## Exercise goal
Extract all lines in the data that contain the word "name".

Records about charts and figures:

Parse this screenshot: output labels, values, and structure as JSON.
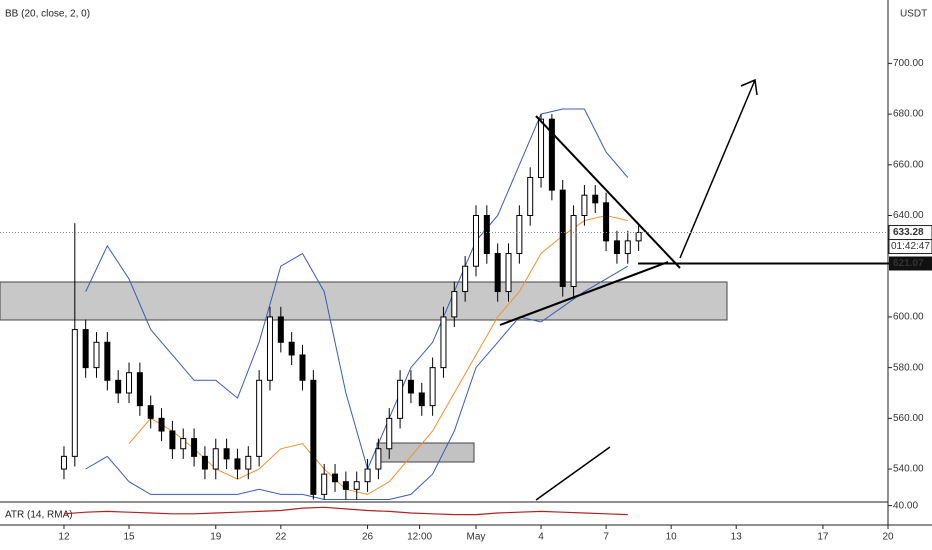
{
  "chart_data": {
    "type": "candlestick",
    "indicator_label": "BB (20, close, 2, 0)",
    "currency": "USDT",
    "x": [
      0,
      0.5,
      1,
      1.5,
      2,
      2.5,
      3,
      3.5,
      4,
      4.5,
      5,
      5.5,
      6,
      6.5,
      7,
      7.5,
      8,
      8.5,
      9,
      9.5,
      10,
      10.5,
      11,
      11.5,
      12,
      12.5,
      13,
      13.5,
      14,
      14.5,
      15,
      15.5,
      16,
      16.5,
      17,
      17.5,
      18,
      18.5,
      19,
      19.5,
      20,
      20.5,
      21,
      21.5,
      22,
      22.5,
      23,
      23.5,
      24,
      24.5,
      25,
      25.5,
      26,
      26.5
    ],
    "open": [
      540,
      545,
      595,
      580,
      590,
      575,
      570,
      578,
      565,
      560,
      555,
      548,
      552,
      545,
      540,
      548,
      544,
      540,
      545,
      575,
      600,
      590,
      585,
      575,
      530,
      538,
      535,
      532,
      535,
      540,
      548,
      560,
      575,
      570,
      565,
      580,
      600,
      610,
      620,
      640,
      625,
      610,
      625,
      640,
      655,
      678,
      650,
      612,
      640,
      648,
      645,
      630,
      625,
      630
    ],
    "high": [
      549,
      637,
      599,
      594,
      594,
      579,
      582,
      582,
      569,
      564,
      559,
      556,
      556,
      549,
      552,
      552,
      548,
      549,
      579,
      604,
      604,
      594,
      589,
      579,
      542,
      542,
      539,
      539,
      544,
      552,
      564,
      579,
      579,
      574,
      584,
      604,
      614,
      624,
      644,
      644,
      629,
      629,
      644,
      659,
      680,
      680,
      654,
      644,
      652,
      652,
      649,
      634,
      634,
      636
    ],
    "low": [
      536,
      541,
      576,
      576,
      571,
      566,
      566,
      561,
      556,
      551,
      544,
      544,
      541,
      536,
      536,
      540,
      536,
      536,
      541,
      571,
      586,
      581,
      571,
      528,
      528,
      531,
      528,
      528,
      531,
      536,
      544,
      556,
      566,
      561,
      561,
      576,
      596,
      606,
      616,
      621,
      606,
      606,
      621,
      636,
      651,
      646,
      608,
      608,
      636,
      641,
      626,
      621,
      621,
      626
    ],
    "close": [
      545,
      595,
      580,
      590,
      575,
      570,
      578,
      565,
      560,
      555,
      548,
      552,
      545,
      540,
      548,
      544,
      540,
      545,
      575,
      600,
      590,
      585,
      575,
      530,
      538,
      535,
      532,
      535,
      540,
      548,
      560,
      575,
      570,
      565,
      580,
      600,
      610,
      620,
      640,
      625,
      610,
      625,
      640,
      655,
      678,
      650,
      612,
      640,
      648,
      645,
      630,
      625,
      630,
      633.28
    ],
    "overlays": [
      {
        "color": "#3b5cb8",
        "x": [
          1,
          2,
          3,
          4,
          5,
          6,
          7,
          8,
          9,
          10,
          11,
          12,
          13,
          14,
          15,
          16,
          17,
          18,
          19,
          20,
          21,
          22,
          23,
          24,
          25,
          26
        ],
        "values": [
          610,
          628,
          615,
          595,
          585,
          575,
          575,
          568,
          590,
          620,
          625,
          610,
          570,
          540,
          560,
          580,
          590,
          610,
          630,
          640,
          660,
          680,
          682,
          682,
          665,
          655
        ]
      },
      {
        "color": "#3b5cb8",
        "x": [
          1,
          2,
          3,
          4,
          5,
          6,
          7,
          8,
          9,
          10,
          11,
          12,
          13,
          14,
          15,
          16,
          17,
          18,
          19,
          20,
          21,
          22,
          23,
          24,
          25,
          26
        ],
        "values": [
          540,
          545,
          535,
          530,
          530,
          530,
          530,
          530,
          532,
          530,
          530,
          528,
          528,
          528,
          528,
          530,
          538,
          555,
          580,
          590,
          600,
          598,
          604,
          610,
          615,
          620
        ]
      },
      {
        "color": "#f2912f",
        "x": [
          3,
          4,
          5,
          6,
          7,
          8,
          9,
          10,
          11,
          12,
          13,
          14,
          15,
          16,
          17,
          18,
          19,
          20,
          21,
          22,
          23,
          24,
          25,
          26
        ],
        "values": [
          550,
          560,
          555,
          548,
          540,
          536,
          540,
          548,
          550,
          540,
          532,
          530,
          535,
          545,
          555,
          570,
          585,
          600,
          610,
          625,
          632,
          638,
          640,
          638
        ]
      }
    ],
    "last_price": {
      "value": 633.28,
      "label": "633.28"
    },
    "countdown": "01:42:47",
    "level": {
      "value": 621.07,
      "label": "621.07"
    },
    "xlim": [
      -2.95,
      38
    ],
    "ylim": [
      527,
      725
    ],
    "xticks": [
      {
        "value": 0,
        "label": "12"
      },
      {
        "value": 3,
        "label": "15"
      },
      {
        "value": 7,
        "label": "19"
      },
      {
        "value": 10,
        "label": "22"
      },
      {
        "value": 14,
        "label": "26"
      },
      {
        "value": 16.4,
        "label": "12:00"
      },
      {
        "value": 19,
        "label": "May"
      },
      {
        "value": 22,
        "label": "4"
      },
      {
        "value": 25,
        "label": "7"
      },
      {
        "value": 28,
        "label": "10"
      },
      {
        "value": 31,
        "label": "13"
      },
      {
        "value": 35,
        "label": "17"
      },
      {
        "value": 38,
        "label": "20"
      }
    ],
    "yticks": [
      {
        "value": 540,
        "label": "540.00"
      },
      {
        "value": 560,
        "label": "560.00"
      },
      {
        "value": 580,
        "label": "580.00"
      },
      {
        "value": 600,
        "label": "600.00"
      },
      {
        "value": 640,
        "label": "640.00"
      },
      {
        "value": 660,
        "label": "660.00"
      },
      {
        "value": 680,
        "label": "680.00"
      },
      {
        "value": 700,
        "label": "700.00"
      }
    ],
    "atr": {
      "label": "ATR (14, RMA)",
      "color": "#b22222",
      "x": [
        0,
        1,
        2,
        3,
        4,
        5,
        6,
        7,
        8,
        9,
        10,
        11,
        12,
        13,
        14,
        15,
        16,
        17,
        18,
        19,
        20,
        21,
        22,
        23,
        24,
        25,
        26
      ],
      "values": [
        30,
        32,
        33,
        32,
        31,
        30,
        30,
        31,
        32,
        33,
        34,
        37,
        38,
        36,
        34,
        33,
        31,
        30,
        29,
        29,
        31,
        32,
        33,
        32,
        31,
        30,
        29
      ],
      "ylim": [
        20,
        42
      ],
      "yticks": [
        {
          "value": 40,
          "label": "40.00"
        }
      ]
    }
  }
}
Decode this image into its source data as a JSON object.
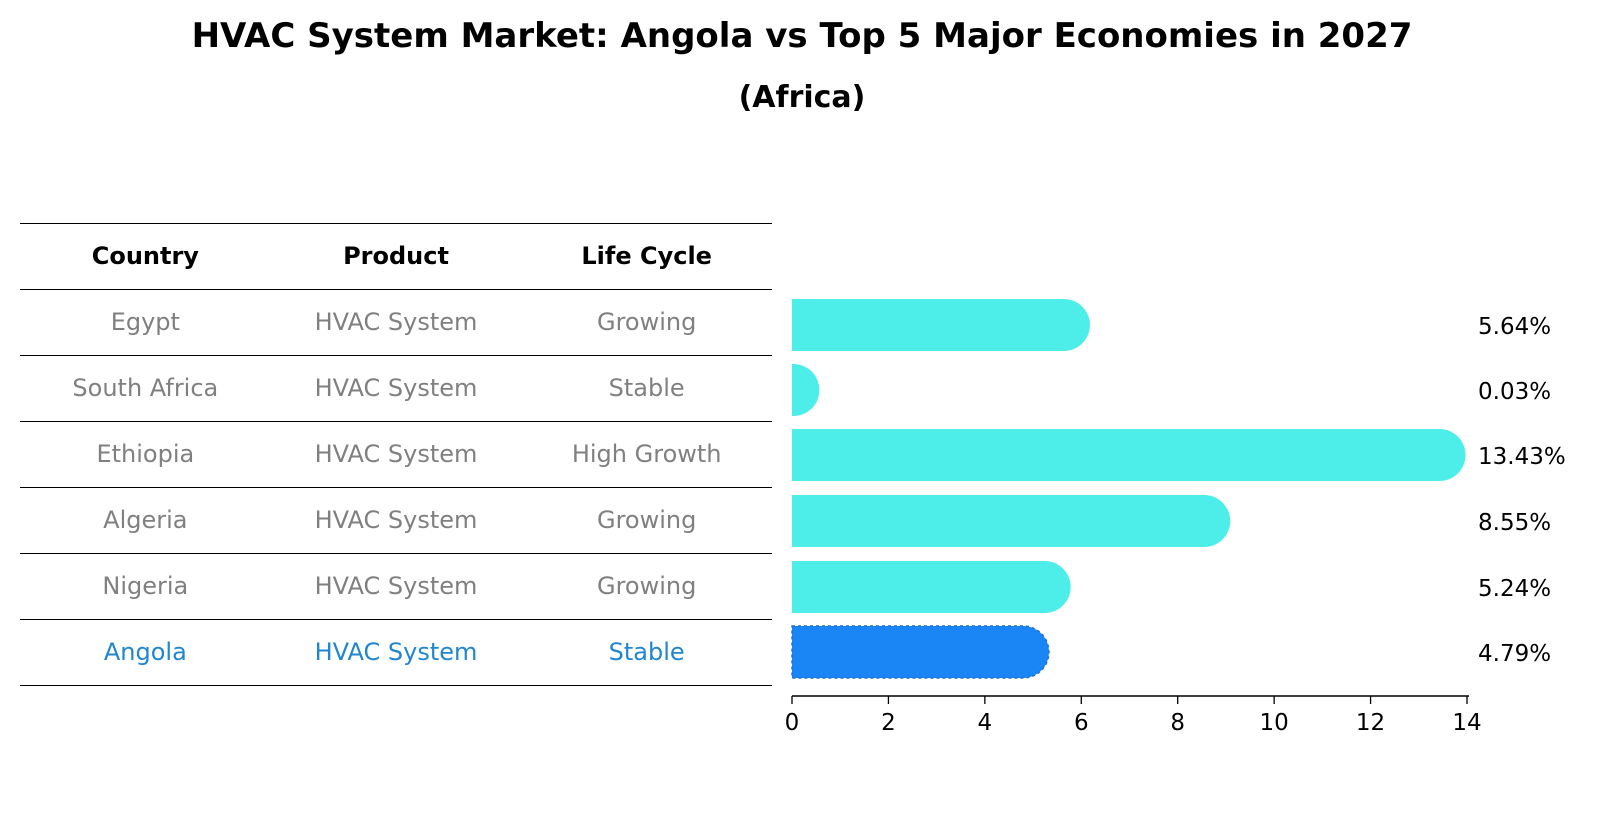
{
  "title": "HVAC System Market: Angola vs Top 5 Major Economies in 2027",
  "subtitle": "(Africa)",
  "table": {
    "headers": [
      "Country",
      "Product",
      "Life Cycle"
    ],
    "rows": [
      {
        "country": "Egypt",
        "product": "HVAC System",
        "life_cycle": "Growing",
        "highlight": false
      },
      {
        "country": "South Africa",
        "product": "HVAC System",
        "life_cycle": "Stable",
        "highlight": false
      },
      {
        "country": "Ethiopia",
        "product": "HVAC System",
        "life_cycle": "High Growth",
        "highlight": false
      },
      {
        "country": "Algeria",
        "product": "HVAC System",
        "life_cycle": "Growing",
        "highlight": false
      },
      {
        "country": "Nigeria",
        "product": "HVAC System",
        "life_cycle": "Growing",
        "highlight": false
      },
      {
        "country": "Angola",
        "product": "HVAC System",
        "life_cycle": "Stable",
        "highlight": true
      }
    ]
  },
  "colors": {
    "bar": "#4deeea",
    "highlight_bar": "#1a85f5",
    "row_text": "#808080",
    "highlight_text": "#1f86cf"
  },
  "chart_data": {
    "type": "bar",
    "orientation": "horizontal",
    "categories": [
      "Egypt",
      "South Africa",
      "Ethiopia",
      "Algeria",
      "Nigeria",
      "Angola"
    ],
    "values": [
      5.64,
      0.03,
      13.43,
      8.55,
      5.24,
      4.79
    ],
    "value_labels": [
      "5.64%",
      "0.03%",
      "13.43%",
      "8.55%",
      "5.24%",
      "4.79%"
    ],
    "highlight": "Angola",
    "xlim": [
      0,
      14
    ],
    "xticks": [
      0,
      2,
      4,
      6,
      8,
      10,
      12,
      14
    ],
    "grid": false
  }
}
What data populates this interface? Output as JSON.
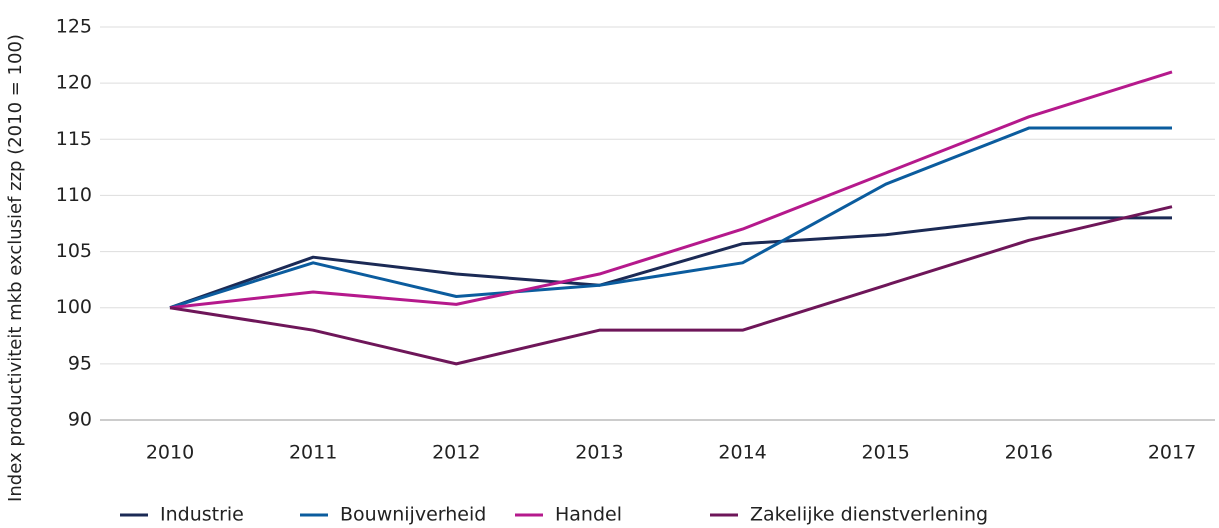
{
  "chart_data": {
    "type": "line",
    "y_label": "Index productiviteit mkb exclusief zzp  (2010 = 100)",
    "categories": [
      "2010",
      "2011",
      "2012",
      "2013",
      "2014",
      "2015",
      "2016",
      "2017"
    ],
    "series": [
      {
        "name": "Industrie",
        "color": "#1b2a55",
        "values": [
          100,
          104.5,
          103,
          102,
          105.7,
          106.5,
          108,
          108
        ]
      },
      {
        "name": "Bouwnijverheid",
        "color": "#0b5c9e",
        "values": [
          100,
          104,
          101,
          102,
          104,
          111,
          116,
          116
        ]
      },
      {
        "name": "Handel",
        "color": "#b5198c",
        "values": [
          100,
          101.4,
          100.3,
          103,
          107,
          112,
          117,
          121
        ]
      },
      {
        "name": "Zakelijke dienstverlening",
        "color": "#6e1659",
        "values": [
          100,
          98,
          95,
          98,
          98,
          102,
          106,
          109
        ]
      }
    ],
    "ylim": [
      90,
      125
    ],
    "yticks": [
      90,
      95,
      100,
      105,
      110,
      115,
      120,
      125
    ],
    "grid": true
  }
}
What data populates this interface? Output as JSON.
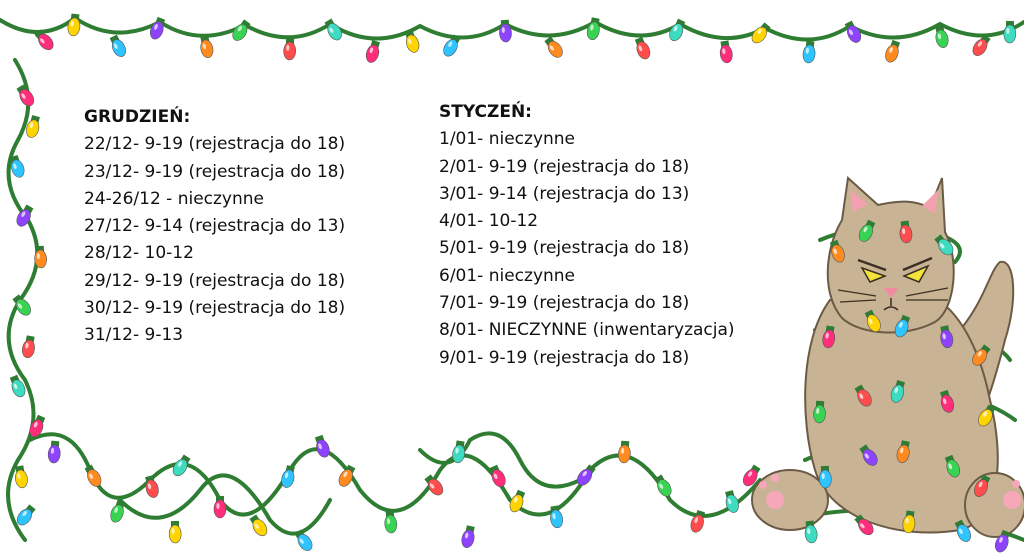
{
  "december": {
    "title": "GRUDZIEŃ:",
    "lines": [
      "22/12- 9-19 (rejestracja do 18)",
      "23/12- 9-19 (rejestracja do 18)",
      "24-26/12 - nieczynne",
      "27/12- 9-14 (rejestracja do 13)",
      "28/12- 10-12",
      "29/12- 9-19 (rejestracja do 18)",
      "30/12- 9-19 (rejestracja do 18)",
      "31/12- 9-13"
    ]
  },
  "january": {
    "title": "STYCZEŃ:",
    "lines": [
      "1/01- nieczynne",
      "2/01- 9-19 (rejestracja do 18)",
      "3/01- 9-14 (rejestracja do 13)",
      "4/01- 10-12",
      "5/01- 9-19 (rejestracja do 18)",
      "6/01- nieczynne",
      "7/01- 9-19 (rejestracja do 18)",
      "8/01- NIECZYNNE (inwentaryzacja)",
      "9/01- 9-19 (rejestracja do 18)"
    ]
  },
  "colors": {
    "wire": "#2e7d32",
    "cat_fur": "#c8b394",
    "cat_outline": "#6b5a45",
    "bulbs": [
      "#ff2d7a",
      "#ffd400",
      "#2ec4ff",
      "#8e44ff",
      "#ff8a1f",
      "#39d353",
      "#ff4d4d",
      "#3ddbc0"
    ]
  }
}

## Result
        "name": "Industrie",
        "name": "Bouwnijverheid",
        "name": "Handel",
        "name": "Zakelijke dienstverlening",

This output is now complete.